Exercise brief:
Will you extract the entries word for word? Images should not appear in the copy.

Material for the task:
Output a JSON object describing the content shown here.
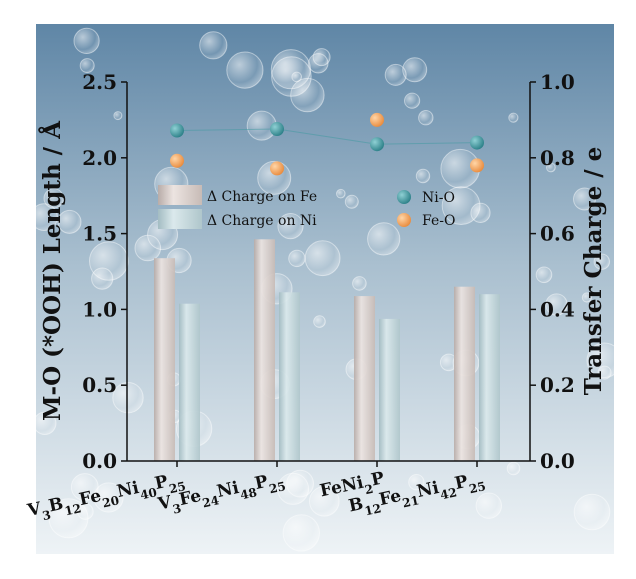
{
  "chart_data": {
    "type": "bar",
    "categories": [
      {
        "parts": [
          [
            "V",
            "3"
          ],
          [
            "B",
            "12"
          ],
          [
            "Fe",
            "20"
          ],
          [
            "Ni",
            "40"
          ],
          [
            "P",
            "25"
          ]
        ]
      },
      {
        "parts": [
          [
            "V",
            "3"
          ],
          [
            "Fe",
            "24"
          ],
          [
            "Ni",
            "48"
          ],
          [
            "P",
            "25"
          ]
        ]
      },
      {
        "parts": [
          [
            "Fe",
            ""
          ],
          [
            "Ni",
            "2"
          ],
          [
            "P",
            ""
          ]
        ]
      },
      {
        "parts": [
          [
            "B",
            "12"
          ],
          [
            "Fe",
            "21"
          ],
          [
            "Ni",
            "42"
          ],
          [
            "P",
            "25"
          ]
        ]
      }
    ],
    "category_labels": [
      "V3B12Fe20Ni40P25",
      "V3Fe24Ni48P25",
      "FeNi2P",
      "B12Fe21Ni42P25"
    ],
    "bar_series": [
      {
        "name": "Δ Charge on Fe",
        "axis": "right",
        "values": [
          0.535,
          0.585,
          0.435,
          0.46
        ],
        "color": "#d9cdc8"
      },
      {
        "name": "Δ Charge on Ni",
        "axis": "right",
        "values": [
          0.415,
          0.445,
          0.375,
          0.44
        ],
        "color": "#bcd2d6"
      }
    ],
    "point_series": [
      {
        "name": "Ni-O",
        "axis": "left",
        "values": [
          2.18,
          2.19,
          2.09,
          2.1
        ],
        "color": "#3e9aa0",
        "connect": true
      },
      {
        "name": "Fe-O",
        "axis": "left",
        "values": [
          1.98,
          1.93,
          2.25,
          1.95
        ],
        "color": "#f0a05a",
        "connect": false
      }
    ],
    "y_left": {
      "label": "M-O (*OOH)  Length / Å",
      "range": [
        0.0,
        2.5
      ],
      "ticks": [
        "0.0",
        "0.5",
        "1.0",
        "1.5",
        "2.0",
        "2.5"
      ]
    },
    "y_right": {
      "label": "Transfer Charge / e",
      "range": [
        0.0,
        1.0
      ],
      "ticks": [
        "0.0",
        "0.2",
        "0.4",
        "0.6",
        "0.8",
        "1.0"
      ]
    },
    "grid": false,
    "legend_placement": "upper-middle"
  }
}
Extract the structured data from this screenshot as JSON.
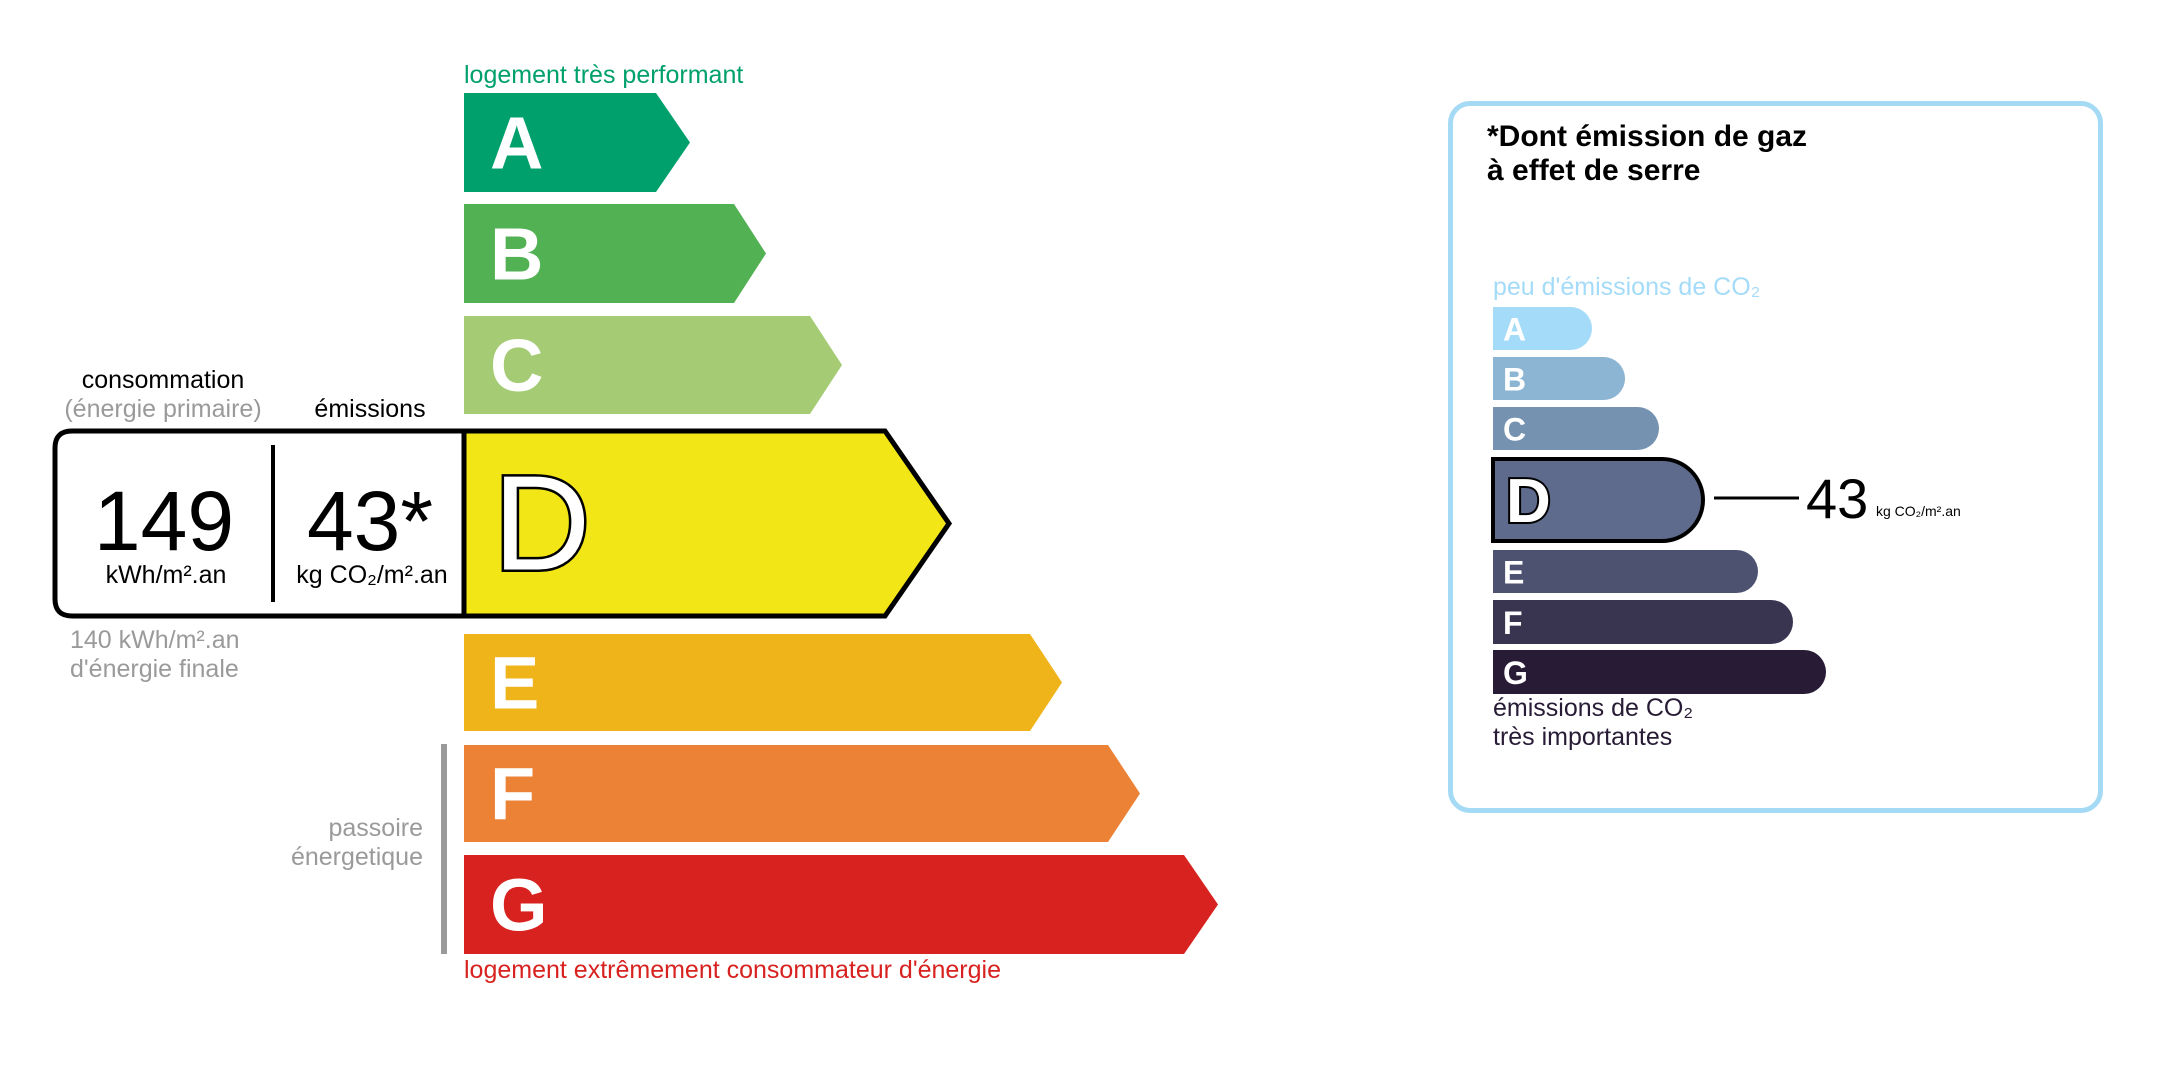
{
  "energy": {
    "top_label": "logement très performant",
    "bottom_label": "logement extrêmement consommateur d'énergie",
    "top_label_color": "#00a06d",
    "bottom_label_color": "#d7221f",
    "classes": [
      {
        "letter": "A",
        "color": "#00a06d"
      },
      {
        "letter": "B",
        "color": "#52b153"
      },
      {
        "letter": "C",
        "color": "#a5cc74"
      },
      {
        "letter": "D",
        "color": "#f2e617"
      },
      {
        "letter": "E",
        "color": "#efb41a"
      },
      {
        "letter": "F",
        "color": "#eb8235"
      },
      {
        "letter": "G",
        "color": "#d7221f"
      }
    ],
    "selected_class": "D",
    "consumption_label": "consommation",
    "consumption_sublabel": "(énergie primaire)",
    "emissions_label": "émissions",
    "consumption_value": "149",
    "consumption_unit": "kWh/m².an",
    "emissions_value": "43*",
    "emissions_unit": "kg CO₂/m².an",
    "final_energy_line1": "140 kWh/m².an",
    "final_energy_line2": "d'énergie finale",
    "passoire_line1": "passoire",
    "passoire_line2": "énergetique"
  },
  "ges": {
    "title_line1": "*Dont émission de gaz",
    "title_line2": "à effet de serre",
    "top_label": "peu d'émissions de CO₂",
    "bottom_label_line1": "émissions de CO₂",
    "bottom_label_line2": "très importantes",
    "classes": [
      {
        "letter": "A",
        "color": "#a4dbf8"
      },
      {
        "letter": "B",
        "color": "#8cb4d3"
      },
      {
        "letter": "C",
        "color": "#7692b1"
      },
      {
        "letter": "D",
        "color": "#5e6b8d"
      },
      {
        "letter": "E",
        "color": "#4d5271"
      },
      {
        "letter": "F",
        "color": "#393551"
      },
      {
        "letter": "G",
        "color": "#281b35"
      }
    ],
    "selected_class": "D",
    "value": "43",
    "unit": "kg CO₂/m².an",
    "border_color": "#a5daf5"
  }
}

Output:
Output a JSON object describing the content shown here.
{
  "chart_data": {
    "type": "bar",
    "categories": [
      {
        "parts": [
          [
            "V",
            "3"
          ],
          [
            "B",
            "12"
          ],
          [
            "Fe",
            "20"
          ],
          [
            "Ni",
            "40"
          ],
          [
            "P",
            "25"
          ]
        ]
      },
      {
        "parts": [
          [
            "V",
            "3"
          ],
          [
            "Fe",
            "24"
          ],
          [
            "Ni",
            "48"
          ],
          [
            "P",
            "25"
          ]
        ]
      },
      {
        "parts": [
          [
            "Fe",
            ""
          ],
          [
            "Ni",
            "2"
          ],
          [
            "P",
            ""
          ]
        ]
      },
      {
        "parts": [
          [
            "B",
            "12"
          ],
          [
            "Fe",
            "21"
          ],
          [
            "Ni",
            "42"
          ],
          [
            "P",
            "25"
          ]
        ]
      }
    ],
    "category_labels": [
      "V3B12Fe20Ni40P25",
      "V3Fe24Ni48P25",
      "FeNi2P",
      "B12Fe21Ni42P25"
    ],
    "bar_series": [
      {
        "name": "Δ Charge on Fe",
        "axis": "right",
        "values": [
          0.535,
          0.585,
          0.435,
          0.46
        ],
        "color": "#d9cdc8"
      },
      {
        "name": "Δ Charge on Ni",
        "axis": "right",
        "values": [
          0.415,
          0.445,
          0.375,
          0.44
        ],
        "color": "#bcd2d6"
      }
    ],
    "point_series": [
      {
        "name": "Ni-O",
        "axis": "left",
        "values": [
          2.18,
          2.19,
          2.09,
          2.1
        ],
        "color": "#3e9aa0",
        "connect": true
      },
      {
        "name": "Fe-O",
        "axis": "left",
        "values": [
          1.98,
          1.93,
          2.25,
          1.95
        ],
        "color": "#f0a05a",
        "connect": false
      }
    ],
    "y_left": {
      "label": "M-O (*OOH)  Length / Å",
      "range": [
        0.0,
        2.5
      ],
      "ticks": [
        "0.0",
        "0.5",
        "1.0",
        "1.5",
        "2.0",
        "2.5"
      ]
    },
    "y_right": {
      "label": "Transfer Charge / e",
      "range": [
        0.0,
        1.0
      ],
      "ticks": [
        "0.0",
        "0.2",
        "0.4",
        "0.6",
        "0.8",
        "1.0"
      ]
    },
    "grid": false,
    "legend_placement": "upper-middle"
  }
}
Extract the structured data from this screenshot as JSON.
{
  "energy": {
    "top_label": "logement très performant",
    "bottom_label": "logement extrêmement consommateur d'énergie",
    "top_label_color": "#00a06d",
    "bottom_label_color": "#d7221f",
    "classes": [
      {
        "letter": "A",
        "color": "#00a06d"
      },
      {
        "letter": "B",
        "color": "#52b153"
      },
      {
        "letter": "C",
        "color": "#a5cc74"
      },
      {
        "letter": "D",
        "color": "#f2e617"
      },
      {
        "letter": "E",
        "color": "#efb41a"
      },
      {
        "letter": "F",
        "color": "#eb8235"
      },
      {
        "letter": "G",
        "color": "#d7221f"
      }
    ],
    "selected_class": "D",
    "consumption_label": "consommation",
    "consumption_sublabel": "(énergie primaire)",
    "emissions_label": "émissions",
    "consumption_value": "149",
    "consumption_unit": "kWh/m².an",
    "emissions_value": "43*",
    "emissions_unit": "kg CO₂/m².an",
    "final_energy_line1": "140 kWh/m².an",
    "final_energy_line2": "d'énergie finale",
    "passoire_line1": "passoire",
    "passoire_line2": "énergetique"
  },
  "ges": {
    "title_line1": "*Dont émission de gaz",
    "title_line2": "à effet de serre",
    "top_label": "peu d'émissions de CO₂",
    "bottom_label_line1": "émissions de CO₂",
    "bottom_label_line2": "très importantes",
    "classes": [
      {
        "letter": "A",
        "color": "#a4dbf8"
      },
      {
        "letter": "B",
        "color": "#8cb4d3"
      },
      {
        "letter": "C",
        "color": "#7692b1"
      },
      {
        "letter": "D",
        "color": "#5e6b8d"
      },
      {
        "letter": "E",
        "color": "#4d5271"
      },
      {
        "letter": "F",
        "color": "#393551"
      },
      {
        "letter": "G",
        "color": "#281b35"
      }
    ],
    "selected_class": "D",
    "value": "43",
    "unit": "kg CO₂/m².an",
    "border_color": "#a5daf5"
  }
}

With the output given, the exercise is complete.